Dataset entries
^^^^^^^^^^^^^^^^

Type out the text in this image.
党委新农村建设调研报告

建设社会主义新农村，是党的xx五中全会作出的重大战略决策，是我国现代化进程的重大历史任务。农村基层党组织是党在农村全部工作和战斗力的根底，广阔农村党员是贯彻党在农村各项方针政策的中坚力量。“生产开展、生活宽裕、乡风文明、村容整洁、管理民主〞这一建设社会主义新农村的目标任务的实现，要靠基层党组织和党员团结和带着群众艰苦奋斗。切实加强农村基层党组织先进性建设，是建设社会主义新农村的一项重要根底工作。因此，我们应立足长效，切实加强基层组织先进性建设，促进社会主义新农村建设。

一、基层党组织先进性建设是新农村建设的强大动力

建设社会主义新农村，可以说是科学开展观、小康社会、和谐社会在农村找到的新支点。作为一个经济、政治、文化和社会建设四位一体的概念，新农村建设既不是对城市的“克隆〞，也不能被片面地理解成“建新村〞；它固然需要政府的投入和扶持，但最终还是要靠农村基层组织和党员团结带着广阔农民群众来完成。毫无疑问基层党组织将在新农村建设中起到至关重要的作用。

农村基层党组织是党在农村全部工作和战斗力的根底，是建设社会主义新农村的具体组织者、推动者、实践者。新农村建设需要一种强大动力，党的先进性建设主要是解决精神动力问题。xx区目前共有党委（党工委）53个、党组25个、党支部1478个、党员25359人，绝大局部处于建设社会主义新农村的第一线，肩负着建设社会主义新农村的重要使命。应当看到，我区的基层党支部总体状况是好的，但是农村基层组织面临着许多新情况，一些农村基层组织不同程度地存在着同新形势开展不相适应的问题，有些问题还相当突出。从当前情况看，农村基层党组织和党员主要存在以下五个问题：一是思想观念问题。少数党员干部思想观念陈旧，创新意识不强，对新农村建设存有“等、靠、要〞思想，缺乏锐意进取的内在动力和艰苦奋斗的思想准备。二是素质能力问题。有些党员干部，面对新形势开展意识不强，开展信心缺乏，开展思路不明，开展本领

^^^^^^^^^^^^^^^^

=== What this task involves ===
Return the listing above in its exact form.

=== Response to this task ===
Type out the text in this image.
党委新农村建设调研报告

建设社会主义新农村，是党的xx五中全会作出的重大战略决策，是我国现代化进程的重大历史任务。农村基层党组织是党在农村全部工作和战斗力的根底，广阔农村党员是贯彻党在农村各项方针政策的中坚力量。“生产开展、生活宽裕、乡风文明、村容整洁、管理民主〞这一建设社会主义新农村的目标任务的实现，要靠基层党组织和党员团结和带着群众艰苦奋斗。切实加强农村基层党组织先进性建设，是建设社会主义新农村的一项重要根底工作。因此，我们应立足长效，切实加强基层组织先进性建设，促进社会主义新农村建设。

一、基层党组织先进性建设是新农村建设的强大动力

建设社会主义新农村，可以说是科学开展观、小康社会、和谐社会在农村找到的新支点。作为一个经济、政治、文化和社会建设四位一体的概念，新农村建设既不是对城市的“克隆〞，也不能被片面地理解成“建新村〞；它固然需要政府的投入和扶持，但最终还是要靠农村基层组织和党员团结带着广阔农民群众来完成。毫无疑问基层党组织将在新农村建设中起到至关重要的作用。

农村基层党组织是党在农村全部工作和战斗力的根底，是建设社会主义新农村的具体组织者、推动者、实践者。新农村建设需要一种强大动力，党的先进性建设主要是解决精神动力问题。xx区目前共有党委（党工委）53个、党组25个、党支部1478个、党员25359人，绝大局部处于建设社会主义新农村的第一线，肩负着建设社会主义新农村的重要使命。应当看到，我区的基层党支部总体状况是好的，但是农村基层组织面临着许多新情况，一些农村基层组织不同程度地存在着同新形势开展不相适应的问题，有些问题还相当突出。从当前情况看，农村基层党组织和党员主要存在以下五个问题：一是思想观念问题。少数党员干部思想观念陈旧，创新意识不强，对新农村建设存有“等、靠、要〞思想，缺乏锐意进取的内在动力和艰苦奋斗的思想准备。二是素质能力问题。有些党员干部，面对新形势开展意识不强，开展信心缺乏，开展思路不明，开展本领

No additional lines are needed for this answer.